-- Start Records supplied --

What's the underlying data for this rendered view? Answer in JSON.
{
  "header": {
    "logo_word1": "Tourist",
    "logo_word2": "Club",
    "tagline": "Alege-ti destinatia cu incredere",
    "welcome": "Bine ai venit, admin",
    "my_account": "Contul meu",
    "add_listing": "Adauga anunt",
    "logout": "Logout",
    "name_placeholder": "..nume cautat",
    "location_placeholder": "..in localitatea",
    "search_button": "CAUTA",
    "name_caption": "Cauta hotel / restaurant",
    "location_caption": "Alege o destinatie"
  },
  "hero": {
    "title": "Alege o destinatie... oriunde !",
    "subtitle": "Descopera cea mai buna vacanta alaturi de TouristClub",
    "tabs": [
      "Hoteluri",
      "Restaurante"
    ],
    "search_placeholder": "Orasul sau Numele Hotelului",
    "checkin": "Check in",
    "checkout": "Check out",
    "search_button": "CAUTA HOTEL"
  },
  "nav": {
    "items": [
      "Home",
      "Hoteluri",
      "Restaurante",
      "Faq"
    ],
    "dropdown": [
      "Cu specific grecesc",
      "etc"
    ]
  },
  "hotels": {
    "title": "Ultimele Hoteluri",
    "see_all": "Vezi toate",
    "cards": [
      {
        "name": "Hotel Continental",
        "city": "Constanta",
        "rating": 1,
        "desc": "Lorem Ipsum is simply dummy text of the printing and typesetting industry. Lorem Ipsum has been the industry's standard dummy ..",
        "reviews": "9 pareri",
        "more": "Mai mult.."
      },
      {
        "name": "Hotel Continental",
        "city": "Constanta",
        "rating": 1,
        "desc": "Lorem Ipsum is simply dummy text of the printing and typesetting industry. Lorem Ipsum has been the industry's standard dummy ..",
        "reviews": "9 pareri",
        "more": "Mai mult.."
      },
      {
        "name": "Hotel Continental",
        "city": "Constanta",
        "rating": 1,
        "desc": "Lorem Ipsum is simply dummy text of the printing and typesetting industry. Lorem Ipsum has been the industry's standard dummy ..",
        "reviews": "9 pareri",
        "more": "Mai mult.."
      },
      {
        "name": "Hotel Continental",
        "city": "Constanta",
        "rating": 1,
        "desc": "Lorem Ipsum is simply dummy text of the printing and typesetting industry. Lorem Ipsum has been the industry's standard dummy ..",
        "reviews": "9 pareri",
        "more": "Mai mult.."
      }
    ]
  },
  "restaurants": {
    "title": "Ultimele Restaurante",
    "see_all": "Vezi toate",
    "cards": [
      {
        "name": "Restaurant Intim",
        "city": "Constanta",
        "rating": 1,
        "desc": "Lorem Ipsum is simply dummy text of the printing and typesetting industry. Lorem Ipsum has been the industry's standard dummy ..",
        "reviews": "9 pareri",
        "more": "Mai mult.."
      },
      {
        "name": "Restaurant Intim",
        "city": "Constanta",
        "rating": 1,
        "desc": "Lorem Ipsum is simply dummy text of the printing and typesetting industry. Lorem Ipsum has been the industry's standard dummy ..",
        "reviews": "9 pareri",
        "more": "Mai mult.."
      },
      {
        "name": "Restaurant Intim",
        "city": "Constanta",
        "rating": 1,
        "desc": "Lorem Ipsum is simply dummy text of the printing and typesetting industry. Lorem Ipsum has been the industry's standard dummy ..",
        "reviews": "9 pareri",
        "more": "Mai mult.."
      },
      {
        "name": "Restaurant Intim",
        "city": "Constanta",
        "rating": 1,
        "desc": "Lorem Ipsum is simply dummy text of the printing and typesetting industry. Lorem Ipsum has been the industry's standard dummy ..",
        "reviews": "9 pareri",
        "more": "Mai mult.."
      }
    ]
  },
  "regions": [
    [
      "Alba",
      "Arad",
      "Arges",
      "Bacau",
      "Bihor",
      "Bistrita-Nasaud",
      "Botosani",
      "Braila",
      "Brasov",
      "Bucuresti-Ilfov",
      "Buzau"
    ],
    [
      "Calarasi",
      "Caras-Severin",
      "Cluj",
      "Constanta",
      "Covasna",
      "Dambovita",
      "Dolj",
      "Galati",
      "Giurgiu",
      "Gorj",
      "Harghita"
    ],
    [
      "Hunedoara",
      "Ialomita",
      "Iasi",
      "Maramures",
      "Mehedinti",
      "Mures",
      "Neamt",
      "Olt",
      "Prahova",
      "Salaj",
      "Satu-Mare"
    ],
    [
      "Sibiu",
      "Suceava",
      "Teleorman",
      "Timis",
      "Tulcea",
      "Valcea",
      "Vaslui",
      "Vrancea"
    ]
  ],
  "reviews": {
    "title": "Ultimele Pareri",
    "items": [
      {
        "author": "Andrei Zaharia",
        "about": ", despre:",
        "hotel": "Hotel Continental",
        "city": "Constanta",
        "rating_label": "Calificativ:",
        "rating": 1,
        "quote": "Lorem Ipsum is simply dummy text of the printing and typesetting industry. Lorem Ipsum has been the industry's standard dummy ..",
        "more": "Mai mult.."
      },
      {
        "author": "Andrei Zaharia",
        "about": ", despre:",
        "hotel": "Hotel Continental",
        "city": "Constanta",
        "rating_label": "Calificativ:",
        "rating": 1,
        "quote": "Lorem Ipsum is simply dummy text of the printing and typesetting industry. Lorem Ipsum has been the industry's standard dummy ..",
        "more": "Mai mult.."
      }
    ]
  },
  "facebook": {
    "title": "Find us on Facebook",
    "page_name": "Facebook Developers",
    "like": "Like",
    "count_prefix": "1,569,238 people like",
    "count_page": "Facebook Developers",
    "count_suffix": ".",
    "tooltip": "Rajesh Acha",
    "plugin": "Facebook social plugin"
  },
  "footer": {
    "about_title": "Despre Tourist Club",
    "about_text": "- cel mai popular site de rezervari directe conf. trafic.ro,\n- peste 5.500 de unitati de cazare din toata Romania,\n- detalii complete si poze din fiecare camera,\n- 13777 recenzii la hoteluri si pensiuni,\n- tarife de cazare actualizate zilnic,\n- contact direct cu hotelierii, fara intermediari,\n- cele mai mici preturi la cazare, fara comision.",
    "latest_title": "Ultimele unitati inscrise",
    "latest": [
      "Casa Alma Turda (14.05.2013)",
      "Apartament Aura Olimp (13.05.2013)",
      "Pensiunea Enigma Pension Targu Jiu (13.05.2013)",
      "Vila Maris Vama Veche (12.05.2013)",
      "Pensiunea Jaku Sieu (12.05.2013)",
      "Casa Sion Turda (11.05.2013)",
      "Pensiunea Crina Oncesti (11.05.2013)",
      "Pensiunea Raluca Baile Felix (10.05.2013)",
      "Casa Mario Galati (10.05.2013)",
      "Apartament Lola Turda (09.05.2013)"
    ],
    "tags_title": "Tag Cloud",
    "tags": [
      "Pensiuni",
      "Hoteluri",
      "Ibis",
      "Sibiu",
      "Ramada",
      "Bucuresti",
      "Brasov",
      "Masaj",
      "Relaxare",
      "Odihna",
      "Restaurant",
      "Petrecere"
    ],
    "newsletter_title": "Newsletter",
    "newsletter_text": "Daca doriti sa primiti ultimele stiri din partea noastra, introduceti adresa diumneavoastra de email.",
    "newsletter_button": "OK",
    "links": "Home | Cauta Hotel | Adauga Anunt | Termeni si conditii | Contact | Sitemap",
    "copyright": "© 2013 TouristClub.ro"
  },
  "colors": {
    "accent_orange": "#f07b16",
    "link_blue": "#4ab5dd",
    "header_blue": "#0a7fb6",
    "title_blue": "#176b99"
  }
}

-- End Records supplied --

Directive:
Gather each line in the entries above where the string "destinatie" is found.

Result:
    "location_caption": "Alege o destinatie"
    "title": "Alege o destinatie... oriunde !",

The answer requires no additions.